§ **Task objective**
Return the listing below exactly, with the pictures dropped.

§ **Dataset listings of figures**
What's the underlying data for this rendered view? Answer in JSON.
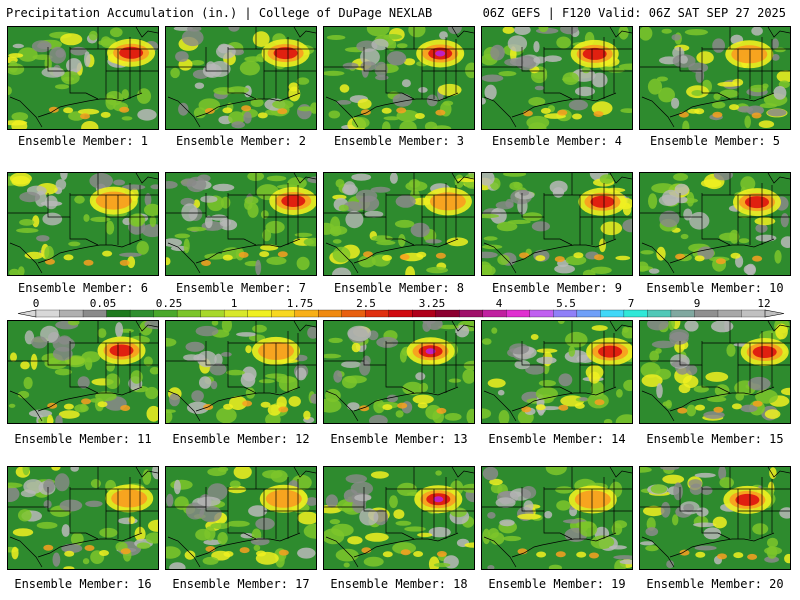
{
  "header": {
    "left": "Precipitation Accumulation (in.) | College of DuPage NEXLAB",
    "right": "06Z GEFS | F120 Valid: 06Z SAT SEP 27 2025"
  },
  "colorbar": {
    "tick_labels": [
      "0",
      "0.05",
      "0.25",
      "1",
      "1.75",
      "2.5",
      "3.25",
      "4",
      "5.5",
      "7",
      "9",
      "12"
    ],
    "colors": [
      "#d8d8d8",
      "#b0b0b0",
      "#8a8a8a",
      "#1e7a1e",
      "#2f8f2f",
      "#4aa82a",
      "#7cc52a",
      "#a8d82a",
      "#d8e82a",
      "#f0f020",
      "#f8d820",
      "#f8b018",
      "#f08a10",
      "#e86010",
      "#e03010",
      "#d00a10",
      "#b0001a",
      "#8c0030",
      "#a0106a",
      "#c020a0",
      "#e030d0",
      "#c060f0",
      "#9080f8",
      "#70a0f8",
      "#40d8f8",
      "#30e8d8",
      "#50c8b8",
      "#80a8a0",
      "#909090",
      "#a8a8a8",
      "#c0c0c0"
    ],
    "map_colors": {
      "ocean": "#1f7a1f",
      "trace": "#b8b8b8",
      "dry": "#8a8a8a",
      "green": "#2e8b2e",
      "light_green": "#7cc52a",
      "yellow": "#f0f020",
      "orange": "#f8a020",
      "red": "#e02010",
      "magenta": "#c020c0",
      "purple": "#8a30e0"
    }
  },
  "members": [
    {
      "label": "Ensemble Member: 1",
      "intensity": 3
    },
    {
      "label": "Ensemble Member: 2",
      "intensity": 3
    },
    {
      "label": "Ensemble Member: 3",
      "intensity": 4
    },
    {
      "label": "Ensemble Member: 4",
      "intensity": 3
    },
    {
      "label": "Ensemble Member: 5",
      "intensity": 2
    },
    {
      "label": "Ensemble Member: 6",
      "intensity": 2
    },
    {
      "label": "Ensemble Member: 7",
      "intensity": 3
    },
    {
      "label": "Ensemble Member: 8",
      "intensity": 2
    },
    {
      "label": "Ensemble Member: 9",
      "intensity": 3
    },
    {
      "label": "Ensemble Member: 10",
      "intensity": 3
    },
    {
      "label": "Ensemble Member: 11",
      "intensity": 3
    },
    {
      "label": "Ensemble Member: 12",
      "intensity": 2
    },
    {
      "label": "Ensemble Member: 13",
      "intensity": 4
    },
    {
      "label": "Ensemble Member: 14",
      "intensity": 3
    },
    {
      "label": "Ensemble Member: 15",
      "intensity": 3
    },
    {
      "label": "Ensemble Member: 16",
      "intensity": 2
    },
    {
      "label": "Ensemble Member: 17",
      "intensity": 2
    },
    {
      "label": "Ensemble Member: 18",
      "intensity": 4
    },
    {
      "label": "Ensemble Member: 19",
      "intensity": 2
    },
    {
      "label": "Ensemble Member: 20",
      "intensity": 3
    }
  ]
}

§ **Output of the task**
What's the underlying data for this rendered view? Answer in JSON.
{
  "header": {
    "left": "Precipitation Accumulation (in.) | College of DuPage NEXLAB",
    "right": "06Z GEFS | F120 Valid: 06Z SAT SEP 27 2025"
  },
  "colorbar": {
    "tick_labels": [
      "0",
      "0.05",
      "0.25",
      "1",
      "1.75",
      "2.5",
      "3.25",
      "4",
      "5.5",
      "7",
      "9",
      "12"
    ],
    "colors": [
      "#d8d8d8",
      "#b0b0b0",
      "#8a8a8a",
      "#1e7a1e",
      "#2f8f2f",
      "#4aa82a",
      "#7cc52a",
      "#a8d82a",
      "#d8e82a",
      "#f0f020",
      "#f8d820",
      "#f8b018",
      "#f08a10",
      "#e86010",
      "#e03010",
      "#d00a10",
      "#b0001a",
      "#8c0030",
      "#a0106a",
      "#c020a0",
      "#e030d0",
      "#c060f0",
      "#9080f8",
      "#70a0f8",
      "#40d8f8",
      "#30e8d8",
      "#50c8b8",
      "#80a8a0",
      "#909090",
      "#a8a8a8",
      "#c0c0c0"
    ],
    "map_colors": {
      "ocean": "#1f7a1f",
      "trace": "#b8b8b8",
      "dry": "#8a8a8a",
      "green": "#2e8b2e",
      "light_green": "#7cc52a",
      "yellow": "#f0f020",
      "orange": "#f8a020",
      "red": "#e02010",
      "magenta": "#c020c0",
      "purple": "#8a30e0"
    }
  },
  "members": [
    {
      "label": "Ensemble Member: 1",
      "intensity": 3
    },
    {
      "label": "Ensemble Member: 2",
      "intensity": 3
    },
    {
      "label": "Ensemble Member: 3",
      "intensity": 4
    },
    {
      "label": "Ensemble Member: 4",
      "intensity": 3
    },
    {
      "label": "Ensemble Member: 5",
      "intensity": 2
    },
    {
      "label": "Ensemble Member: 6",
      "intensity": 2
    },
    {
      "label": "Ensemble Member: 7",
      "intensity": 3
    },
    {
      "label": "Ensemble Member: 8",
      "intensity": 2
    },
    {
      "label": "Ensemble Member: 9",
      "intensity": 3
    },
    {
      "label": "Ensemble Member: 10",
      "intensity": 3
    },
    {
      "label": "Ensemble Member: 11",
      "intensity": 3
    },
    {
      "label": "Ensemble Member: 12",
      "intensity": 2
    },
    {
      "label": "Ensemble Member: 13",
      "intensity": 4
    },
    {
      "label": "Ensemble Member: 14",
      "intensity": 3
    },
    {
      "label": "Ensemble Member: 15",
      "intensity": 3
    },
    {
      "label": "Ensemble Member: 16",
      "intensity": 2
    },
    {
      "label": "Ensemble Member: 17",
      "intensity": 2
    },
    {
      "label": "Ensemble Member: 18",
      "intensity": 4
    },
    {
      "label": "Ensemble Member: 19",
      "intensity": 2
    },
    {
      "label": "Ensemble Member: 20",
      "intensity": 3
    }
  ]
}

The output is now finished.